This inability to transform himself into a more menacing figure, though, hasn’t kept him from trying anyway.
“He put on about 15 pounds in the offseason,” Mangino says. “Now he’s really cocky.”
Indeed, Branstetter possesses a certain innate self-confidence not typically seen in specialists. When Kansas coaches elected to attempt a fourth-down conversion against UTEP last month instead of sending Branstetter out for what would have been around a 50-yard field goal, for instance, he was visibly distraught on the sideline.
“Oh, he was mad,” says older brother Jared, who, along with the rest of the Branstetter clan, attends every Kansas game, home or away. “If it was his choice, he’d be out there on the field every play, whether it’s back there throwing the ball or catching the ball or (whatever).”
Instead, he uses his limited on-field time (he’s also 3-of-5 on field goals this season) to take out his aggression on those players with the gall to try to return one of his kicks for a significant gain.
And this is the charm of Jacob Branstetter: that a player whose position is based almost solely on discipline and precision and restraint, is a guy who plays with more emotion than anyone on the field. A daredevil. A wildman. The Renegade Kicker from Lawton.
Each time he darts downfield, legs churning, full-speed ahead, he’s risking disaster. Forget injury. Forget the damage that one blind-side block could do. Without the kicker staying back to act as a safety valve, the likelihood of an opposing player returning a kick for a touchdown — one of the sport’s most momentum-swinging feats — grows significantly.

_SET PROBLEM 1_: Could you reproduce, word for word, the lines in the records from the line with "- y-tick-label: 4: [64, 313, 72, 328]" to the line with "Enumerate 41 of", both of those lines included?

_ROWS_:
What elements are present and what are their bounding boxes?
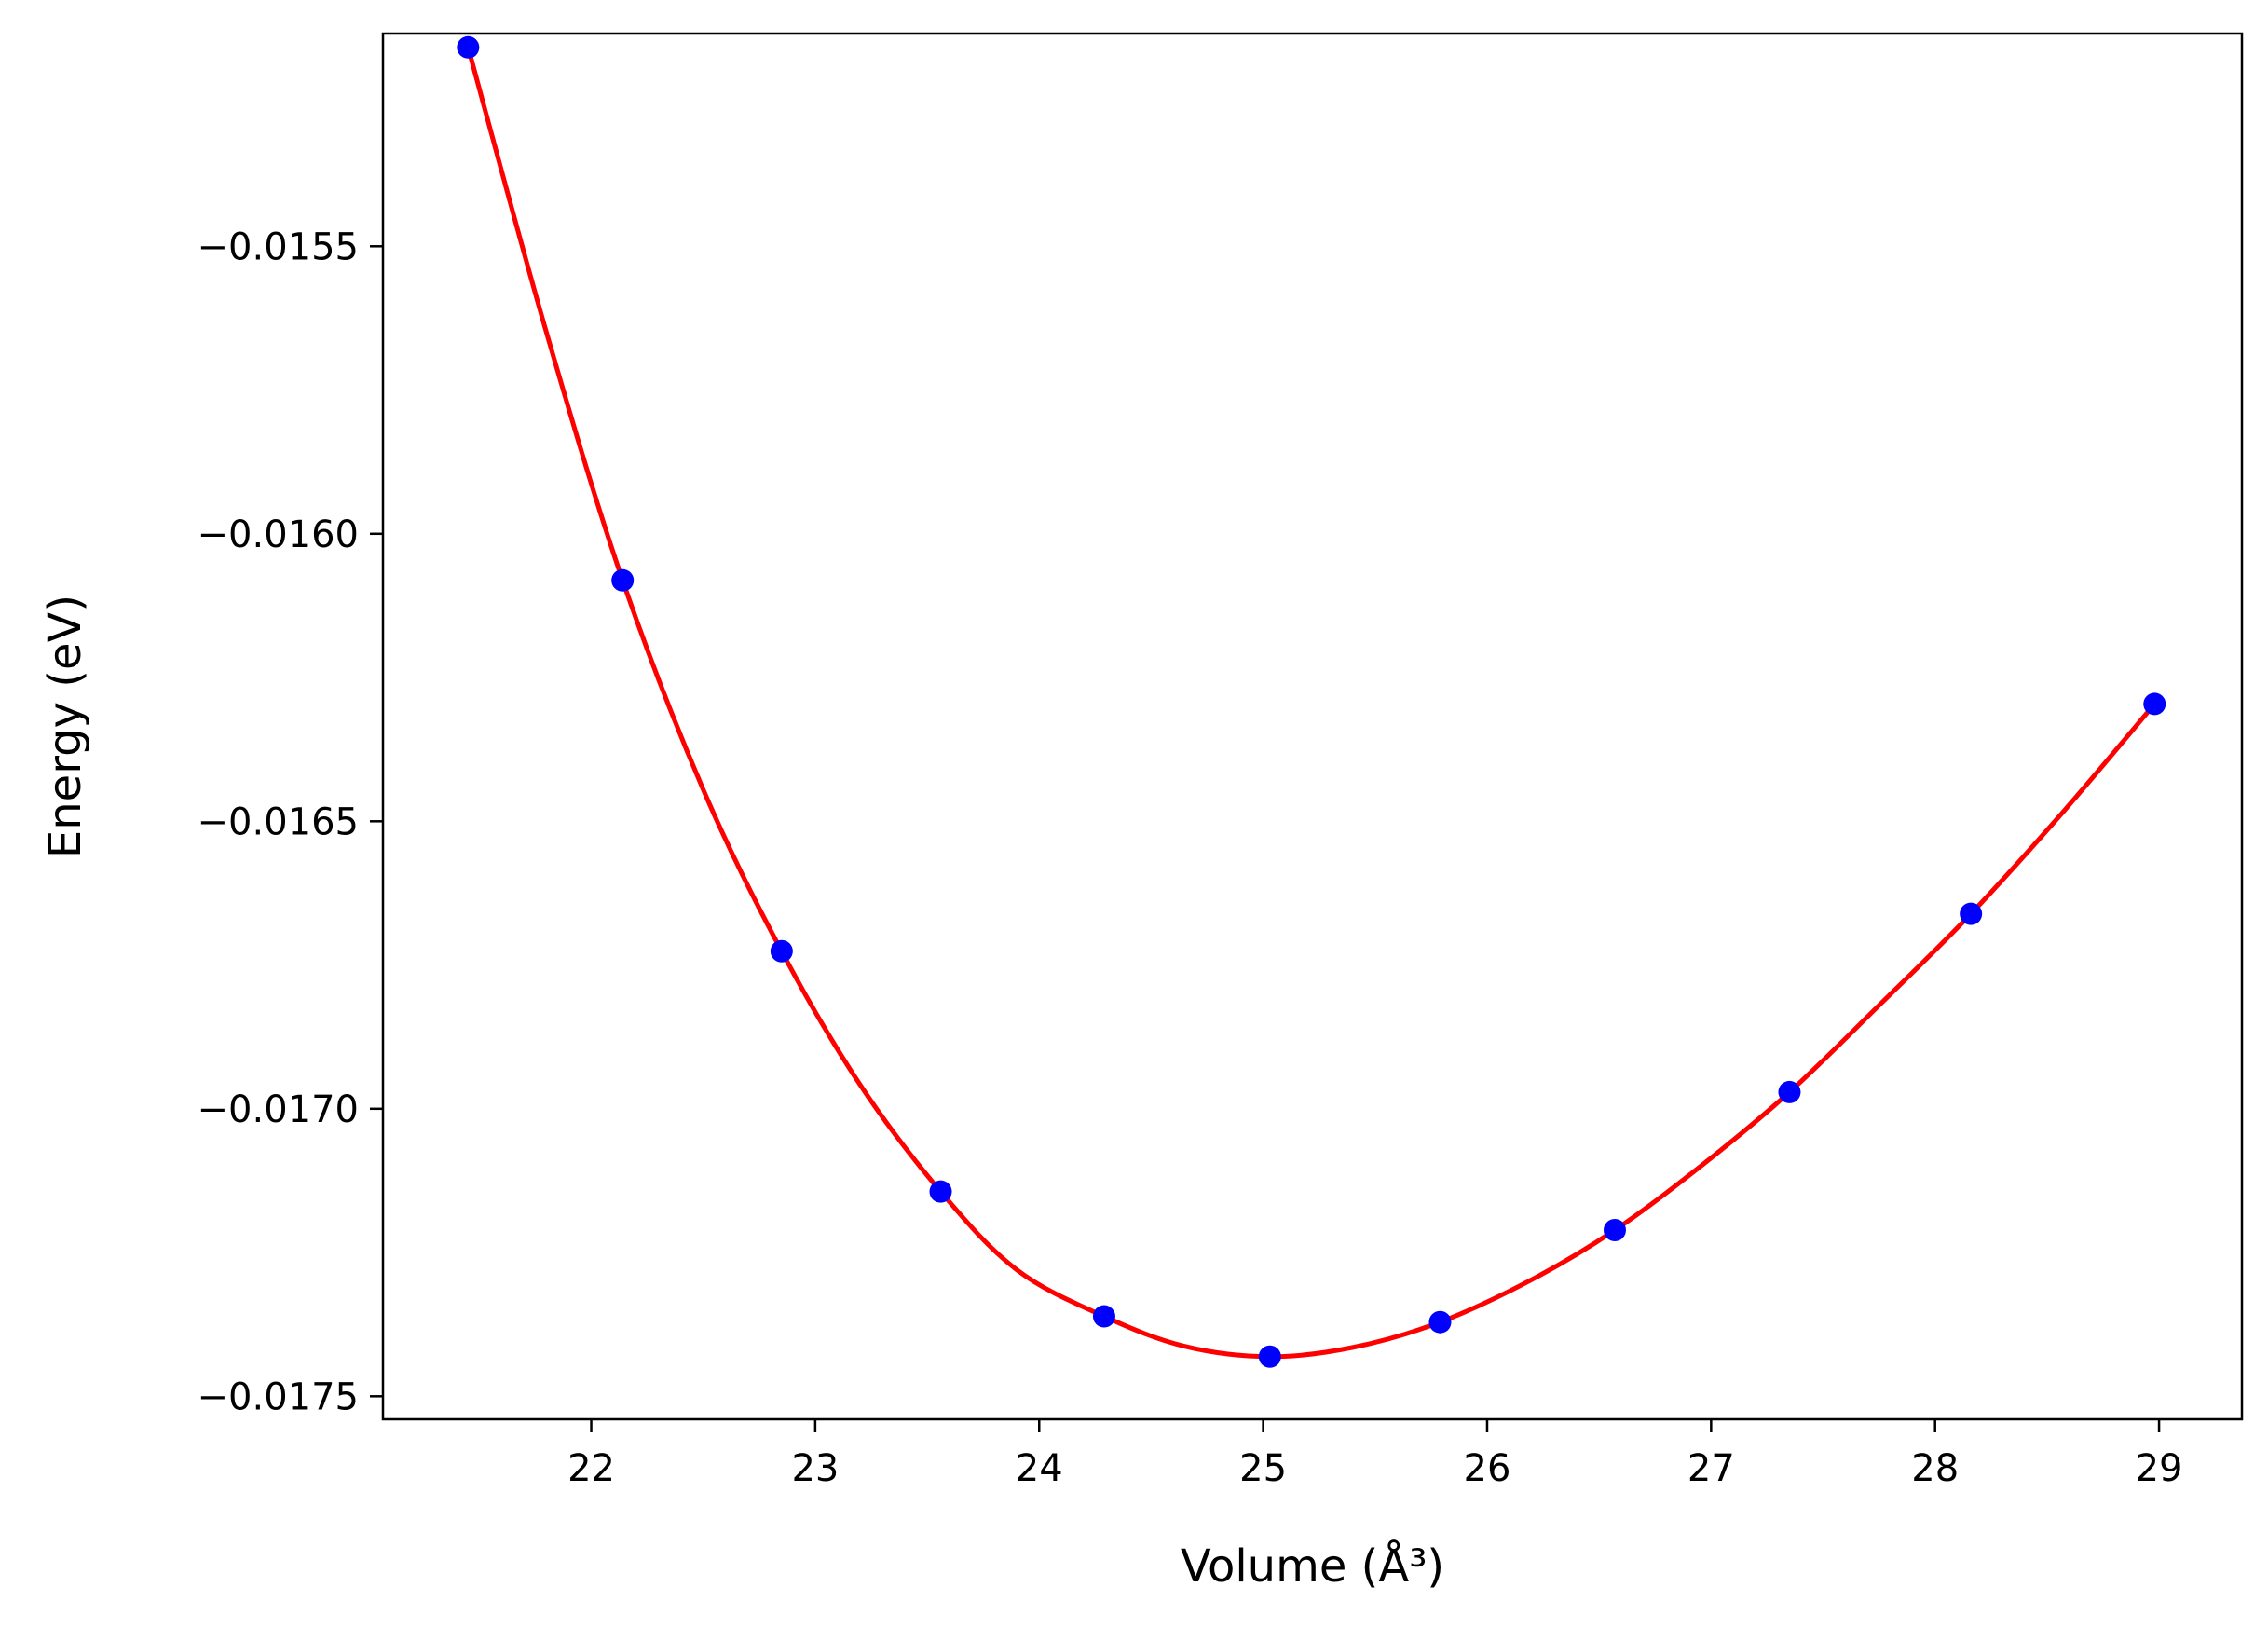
data-point [1092, 1305, 1115, 1328]
x-tick-label: 28 [1911, 1447, 1959, 1490]
x-axis-label: Volume (Å³) [1181, 1539, 1444, 1593]
fit-curve [465, 47, 2157, 1360]
x-axis-ticks: 22 23 24 25 26 27 28 29 [567, 1419, 2183, 1490]
y-tick-label: −0.0170 [198, 1088, 359, 1131]
data-point [1960, 902, 1983, 925]
data-point [1258, 1345, 1281, 1368]
data-point [770, 939, 793, 963]
x-tick-label: 29 [2136, 1447, 2183, 1490]
x-tick-label: 26 [1464, 1447, 1511, 1490]
fit-curve-layer [465, 47, 2157, 1360]
x-tick-label: 22 [567, 1447, 615, 1490]
y-tick-label: −0.0165 [198, 800, 359, 843]
y-axis-ticks: −0.0155 −0.0160 −0.0165 −0.0170 −0.0175 [198, 226, 383, 1418]
y-tick-label: −0.0160 [198, 513, 359, 556]
data-point [1778, 1080, 1801, 1103]
x-tick-label: 24 [1016, 1447, 1063, 1490]
x-tick-label: 25 [1239, 1447, 1287, 1490]
y-axis-label: Energy (eV) [39, 595, 91, 858]
y-tick-label: −0.0175 [198, 1375, 359, 1418]
data-point [929, 1180, 952, 1203]
plot-frame [381, 32, 2244, 1421]
data-point [2143, 692, 2166, 716]
data-points-layer [457, 35, 2166, 1368]
x-tick-label: 27 [1687, 1447, 1735, 1490]
x-tick-label: 23 [791, 1447, 839, 1490]
data-point [457, 35, 480, 59]
data-point [1603, 1219, 1626, 1242]
y-tick-label: −0.0155 [198, 226, 359, 268]
data-point [1428, 1310, 1452, 1334]
data-point [611, 568, 635, 592]
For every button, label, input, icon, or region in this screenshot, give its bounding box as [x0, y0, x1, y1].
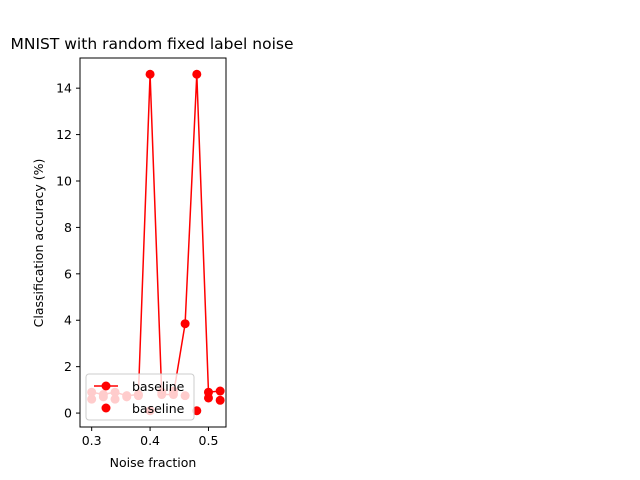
- y-tick-label: 4: [64, 313, 72, 328]
- x-tick-label: 0.3: [82, 433, 102, 448]
- legend-marker-1: [101, 381, 111, 391]
- x-axis-label: Noise fraction: [110, 455, 197, 470]
- y-tick-label: 0: [64, 406, 72, 421]
- y-axis: 0 2 4 6 8 10 12 14: [56, 81, 80, 421]
- y-tick-label: 2: [64, 359, 72, 374]
- x-tick-label: 0.4: [140, 433, 160, 448]
- plot-frame: [79, 57, 227, 428]
- legend-marker-2: [101, 403, 111, 413]
- series-line-baseline: [91, 74, 221, 397]
- y-tick-label: 6: [64, 266, 72, 281]
- chart-title: MNIST with random fixed label noise: [10, 35, 293, 53]
- legend-label-2: baseline: [132, 401, 185, 416]
- data-point-s2-10: [192, 406, 202, 416]
- legend: baseline baseline: [85, 373, 195, 421]
- y-tick-label: 14: [56, 81, 72, 96]
- data-point-s2-12: [215, 395, 225, 405]
- data-point-s1-12: [215, 386, 225, 396]
- legend-label-1: baseline: [132, 379, 185, 394]
- data-point-s1-9: [180, 319, 190, 329]
- data-point-s2-11: [203, 393, 213, 403]
- y-tick-label: 10: [56, 174, 72, 189]
- x-axis: 0.3 0.4 0.5: [82, 427, 219, 448]
- y-tick-label: 8: [64, 220, 72, 235]
- data-point-s1-10: [192, 69, 202, 79]
- data-point-s1-6: [145, 69, 155, 79]
- y-tick-label: 12: [56, 127, 72, 142]
- series-layer: [87, 69, 225, 416]
- y-axis-label: Classification accuracy (%): [31, 159, 46, 328]
- x-tick-label: 0.5: [199, 433, 219, 448]
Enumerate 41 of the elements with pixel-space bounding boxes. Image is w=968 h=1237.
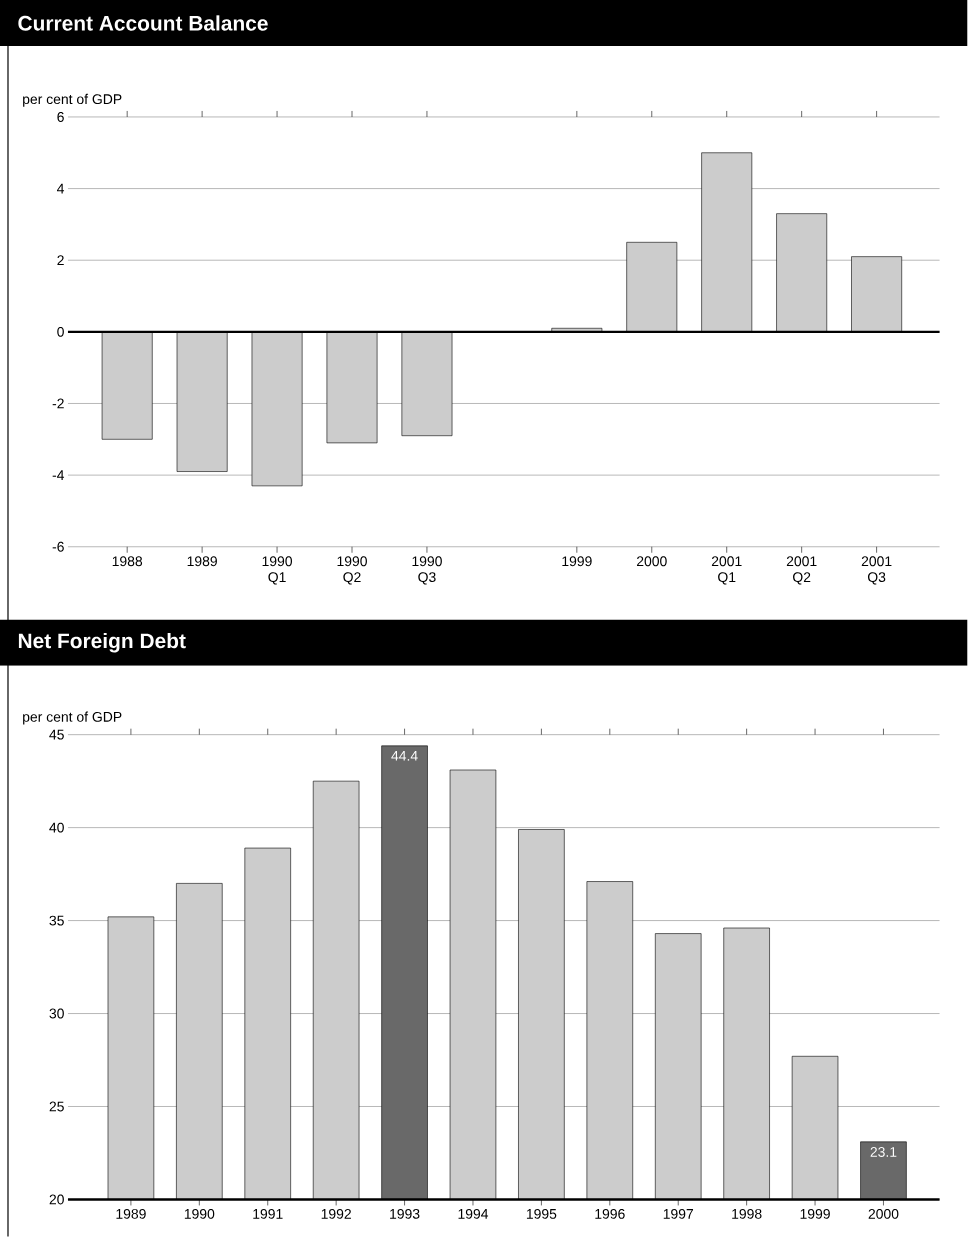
y-tick-label: 4 bbox=[57, 183, 65, 194]
y-tick-label: -4 bbox=[52, 470, 65, 480]
chart-title: Net Foreign Debt bbox=[19, 632, 186, 653]
x-tick-label: 2001 Q2 bbox=[787, 556, 817, 585]
data-label: 44.4 bbox=[391, 751, 418, 761]
chart-title: Current Account Balance bbox=[18, 15, 268, 31]
y-tick-label: 0 bbox=[57, 326, 65, 337]
y-tick-label: 20 bbox=[49, 1194, 65, 1205]
y-tick-label: -2 bbox=[52, 398, 64, 409]
y-axis-title: per cent of GDP bbox=[23, 711, 122, 725]
x-tick-label: 1995 bbox=[527, 1208, 557, 1219]
x-tick-label: 2001 Q3 bbox=[862, 556, 892, 585]
x-tick-label: 2000 bbox=[637, 556, 667, 567]
y-axis-title: per cent of GDP bbox=[23, 93, 122, 107]
x-tick-label: 1991 bbox=[253, 1208, 283, 1219]
x-tick-label: 1998 bbox=[732, 1208, 762, 1219]
x-tick-label: 1990 bbox=[185, 1208, 215, 1219]
x-tick-label: 1999 bbox=[800, 1208, 831, 1219]
x-tick-label: 1996 bbox=[595, 1208, 625, 1219]
y-tick-label: 30 bbox=[49, 1008, 65, 1019]
x-tick-label: 1992 bbox=[321, 1208, 352, 1219]
x-tick-label: 1999 bbox=[562, 556, 592, 567]
y-tick-label: 2 bbox=[57, 255, 64, 266]
x-tick-label: 1989 bbox=[116, 1208, 146, 1219]
x-tick-label: 1990 Q1 bbox=[262, 556, 293, 585]
data-label: 23.1 bbox=[870, 1147, 897, 1157]
x-tick-label: 1993 bbox=[390, 1208, 420, 1219]
y-tick-label: 40 bbox=[49, 822, 65, 833]
y-tick-label: 6 bbox=[57, 112, 65, 122]
y-tick-label: 45 bbox=[49, 729, 65, 740]
x-tick-label: 1989 bbox=[187, 556, 218, 567]
x-tick-label: 1990 Q2 bbox=[337, 556, 368, 585]
x-tick-label: 1988 bbox=[112, 556, 143, 567]
y-tick-label: 35 bbox=[49, 915, 65, 926]
x-tick-label: 1994 bbox=[458, 1208, 489, 1219]
x-tick-label: 1990 Q3 bbox=[412, 556, 443, 585]
y-tick-label: 25 bbox=[49, 1101, 65, 1112]
x-tick-label: 1997 bbox=[664, 1208, 694, 1219]
x-tick-label: 2000 bbox=[868, 1208, 899, 1219]
x-tick-label: 2001 Q1 bbox=[712, 556, 742, 585]
y-tick-label: -6 bbox=[52, 541, 65, 552]
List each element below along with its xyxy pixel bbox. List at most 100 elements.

_SET PROBLEM 2_: Can you transcribe the passage about kicker Jacob Branstetter in full, word for word?

_WRITTEN RESPONSE 1_:
- y-tick-label: 4: [64, 313, 72, 328]
- x-tick-label: 0.3: [82, 433, 102, 448]
- legend-marker-1: [101, 381, 111, 391]
- x-axis-label: Noise fraction: [110, 455, 197, 470]
- y-tick-label: 0: [64, 406, 72, 421]
- y-axis: 0 2 4 6 8 10 12 14: [56, 81, 80, 421]
- y-tick-label: 2: [64, 359, 72, 374]
- x-tick-label: 0.4: [140, 433, 160, 448]
- plot-frame: [79, 57, 227, 428]
- legend-marker-2: [101, 403, 111, 413]
- series-line-baseline: [91, 74, 221, 397]
- y-tick-label: 6: [64, 266, 72, 281]
- chart-title: MNIST with random fixed label noise: [10, 35, 293, 53]
- legend-label-2: baseline: [132, 401, 185, 416]
- data-point-s2-10: [192, 406, 202, 416]
- legend: baseline baseline: [85, 373, 195, 421]
- y-tick-label: 14: [56, 81, 72, 96]
- data-point-s2-12: [215, 395, 225, 405]
- data-point-s1-12: [215, 386, 225, 396]
- legend-label-1: baseline: [132, 379, 185, 394]
- data-point-s1-9: [180, 319, 190, 329]
- data-point-s2-11: [203, 393, 213, 403]
- y-tick-label: 10: [56, 174, 72, 189]
- x-axis: 0.3 0.4 0.5: [82, 427, 219, 448]
- y-tick-label: 8: [64, 220, 72, 235]
- data-point-s1-10: [192, 69, 202, 79]
- data-point-s1-6: [145, 69, 155, 79]
- y-tick-label: 12: [56, 127, 72, 142]
- series-layer: [87, 69, 225, 416]
- y-axis-label: Classification accuracy (%): [31, 159, 46, 328]
- x-tick-label: 0.5: [199, 433, 219, 448]
Enumerate 41 of the elements with pixel-space bounding boxes. Image is w=968 h=1237.

_WRITTEN RESPONSE 2_:
This inability to transform himself into a more menacing figure, though, hasn’t kept him from trying anyway.
“He put on about 15 pounds in the offseason,” Mangino says. “Now he’s really cocky.”
Indeed, Branstetter possesses a certain innate self-confidence not typically seen in specialists. When Kansas coaches elected to attempt a fourth-down conversion against UTEP last month instead of sending Branstetter out for what would have been around a 50-yard field goal, for instance, he was visibly distraught on the sideline.
“Oh, he was mad,” says older brother Jared, who, along with the rest of the Branstetter clan, attends every Kansas game, home or away. “If it was his choice, he’d be out there on the field every play, whether it’s back there throwing the ball or catching the ball or (whatever).”
Instead, he uses his limited on-field time (he’s also 3-of-5 on field goals this season) to take out his aggression on those players with the gall to try to return one of his kicks for a significant gain.
And this is the charm of Jacob Branstetter: that a player whose position is based almost solely on discipline and precision and restraint, is a guy who plays with more emotion than anyone on the field. A daredevil. A wildman. The Renegade Kicker from Lawton.
Each time he darts downfield, legs churning, full-speed ahead, he’s risking disaster. Forget injury. Forget the damage that one blind-side block could do. Without the kicker staying back to act as a safety valve, the likelihood of an opposing player returning a kick for a touchdown — one of the sport’s most momentum-swinging feats — grows significantly.